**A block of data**
>> start
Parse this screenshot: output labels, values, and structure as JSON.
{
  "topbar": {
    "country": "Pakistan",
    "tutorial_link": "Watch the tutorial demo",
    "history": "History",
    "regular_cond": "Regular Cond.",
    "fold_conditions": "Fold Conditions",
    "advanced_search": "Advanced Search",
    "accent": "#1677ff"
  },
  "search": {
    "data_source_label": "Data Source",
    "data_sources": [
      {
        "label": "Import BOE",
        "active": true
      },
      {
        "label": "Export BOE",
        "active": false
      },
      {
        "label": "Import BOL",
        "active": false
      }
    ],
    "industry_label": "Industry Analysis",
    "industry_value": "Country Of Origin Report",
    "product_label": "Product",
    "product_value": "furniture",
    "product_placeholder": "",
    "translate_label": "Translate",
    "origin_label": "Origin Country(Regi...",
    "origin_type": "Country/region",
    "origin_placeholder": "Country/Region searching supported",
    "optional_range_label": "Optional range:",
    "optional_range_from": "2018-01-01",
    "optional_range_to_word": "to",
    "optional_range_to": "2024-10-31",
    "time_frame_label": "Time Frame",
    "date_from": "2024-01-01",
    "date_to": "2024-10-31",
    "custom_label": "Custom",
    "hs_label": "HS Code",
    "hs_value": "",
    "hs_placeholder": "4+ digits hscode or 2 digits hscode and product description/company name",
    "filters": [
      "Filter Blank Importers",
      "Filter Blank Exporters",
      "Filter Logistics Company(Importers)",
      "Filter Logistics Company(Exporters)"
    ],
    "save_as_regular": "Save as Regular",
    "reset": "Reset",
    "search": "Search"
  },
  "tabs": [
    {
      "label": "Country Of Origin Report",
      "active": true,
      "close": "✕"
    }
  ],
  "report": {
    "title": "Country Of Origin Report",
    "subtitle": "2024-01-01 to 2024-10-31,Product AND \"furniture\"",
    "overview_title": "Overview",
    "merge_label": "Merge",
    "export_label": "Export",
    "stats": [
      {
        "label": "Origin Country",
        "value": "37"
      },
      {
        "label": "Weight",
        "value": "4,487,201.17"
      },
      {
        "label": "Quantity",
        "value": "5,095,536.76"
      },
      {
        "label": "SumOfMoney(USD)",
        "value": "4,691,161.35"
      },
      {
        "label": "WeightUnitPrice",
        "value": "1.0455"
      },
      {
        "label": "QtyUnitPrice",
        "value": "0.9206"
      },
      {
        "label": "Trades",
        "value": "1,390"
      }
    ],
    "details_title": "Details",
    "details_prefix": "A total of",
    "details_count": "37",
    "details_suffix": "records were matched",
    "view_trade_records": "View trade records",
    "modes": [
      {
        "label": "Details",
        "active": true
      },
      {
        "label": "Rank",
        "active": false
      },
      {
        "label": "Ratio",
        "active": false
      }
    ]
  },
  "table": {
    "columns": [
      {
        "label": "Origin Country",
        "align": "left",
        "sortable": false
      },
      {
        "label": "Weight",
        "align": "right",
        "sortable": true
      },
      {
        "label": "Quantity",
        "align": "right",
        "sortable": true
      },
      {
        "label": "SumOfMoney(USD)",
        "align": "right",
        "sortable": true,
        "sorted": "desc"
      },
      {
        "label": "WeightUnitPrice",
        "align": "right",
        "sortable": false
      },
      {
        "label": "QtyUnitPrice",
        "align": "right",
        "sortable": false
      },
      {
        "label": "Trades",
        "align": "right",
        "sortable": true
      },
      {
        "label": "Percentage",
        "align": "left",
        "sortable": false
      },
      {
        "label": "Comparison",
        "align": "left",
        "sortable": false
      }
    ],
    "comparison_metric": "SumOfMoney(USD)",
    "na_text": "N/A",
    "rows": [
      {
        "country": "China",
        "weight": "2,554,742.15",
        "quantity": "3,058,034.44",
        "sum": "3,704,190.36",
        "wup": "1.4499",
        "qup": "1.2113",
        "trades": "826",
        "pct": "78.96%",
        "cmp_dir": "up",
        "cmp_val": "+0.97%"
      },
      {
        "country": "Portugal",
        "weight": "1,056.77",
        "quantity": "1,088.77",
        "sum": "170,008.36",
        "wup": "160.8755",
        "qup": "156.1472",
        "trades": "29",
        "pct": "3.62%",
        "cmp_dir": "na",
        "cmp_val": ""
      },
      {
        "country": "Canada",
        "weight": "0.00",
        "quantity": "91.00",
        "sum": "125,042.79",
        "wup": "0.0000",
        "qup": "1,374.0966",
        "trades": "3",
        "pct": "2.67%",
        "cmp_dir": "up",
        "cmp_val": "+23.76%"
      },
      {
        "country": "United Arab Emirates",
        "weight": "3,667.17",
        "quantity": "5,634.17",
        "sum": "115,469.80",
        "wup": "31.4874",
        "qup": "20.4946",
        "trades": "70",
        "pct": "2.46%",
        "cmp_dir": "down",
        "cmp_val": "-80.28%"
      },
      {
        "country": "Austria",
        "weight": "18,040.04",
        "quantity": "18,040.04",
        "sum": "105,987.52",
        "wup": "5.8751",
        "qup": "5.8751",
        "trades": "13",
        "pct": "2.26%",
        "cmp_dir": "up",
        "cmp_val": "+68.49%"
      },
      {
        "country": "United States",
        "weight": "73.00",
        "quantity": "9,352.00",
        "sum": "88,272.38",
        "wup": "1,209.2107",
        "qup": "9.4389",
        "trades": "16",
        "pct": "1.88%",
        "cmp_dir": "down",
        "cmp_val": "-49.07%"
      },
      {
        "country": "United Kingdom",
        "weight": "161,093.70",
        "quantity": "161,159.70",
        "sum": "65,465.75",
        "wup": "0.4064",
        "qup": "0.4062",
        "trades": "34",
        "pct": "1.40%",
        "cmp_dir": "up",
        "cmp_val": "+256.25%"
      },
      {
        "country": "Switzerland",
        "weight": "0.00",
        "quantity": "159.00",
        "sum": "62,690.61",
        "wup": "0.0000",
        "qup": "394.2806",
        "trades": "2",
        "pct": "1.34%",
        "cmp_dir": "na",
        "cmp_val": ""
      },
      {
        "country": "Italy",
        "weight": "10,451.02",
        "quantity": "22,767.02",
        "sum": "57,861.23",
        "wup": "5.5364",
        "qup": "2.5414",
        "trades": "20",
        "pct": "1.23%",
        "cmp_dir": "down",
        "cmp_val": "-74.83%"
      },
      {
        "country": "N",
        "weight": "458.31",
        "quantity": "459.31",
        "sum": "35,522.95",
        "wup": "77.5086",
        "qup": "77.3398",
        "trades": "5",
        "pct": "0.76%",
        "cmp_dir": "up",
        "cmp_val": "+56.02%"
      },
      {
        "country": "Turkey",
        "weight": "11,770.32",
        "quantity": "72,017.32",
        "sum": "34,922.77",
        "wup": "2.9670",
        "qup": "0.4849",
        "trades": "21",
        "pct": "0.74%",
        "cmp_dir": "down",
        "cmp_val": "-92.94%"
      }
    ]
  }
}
>> end
Gather every line from the listing above in which the word "Exporters" appears.

      "Filter Blank Exporters",
      "Filter Logistics Company(Exporters)"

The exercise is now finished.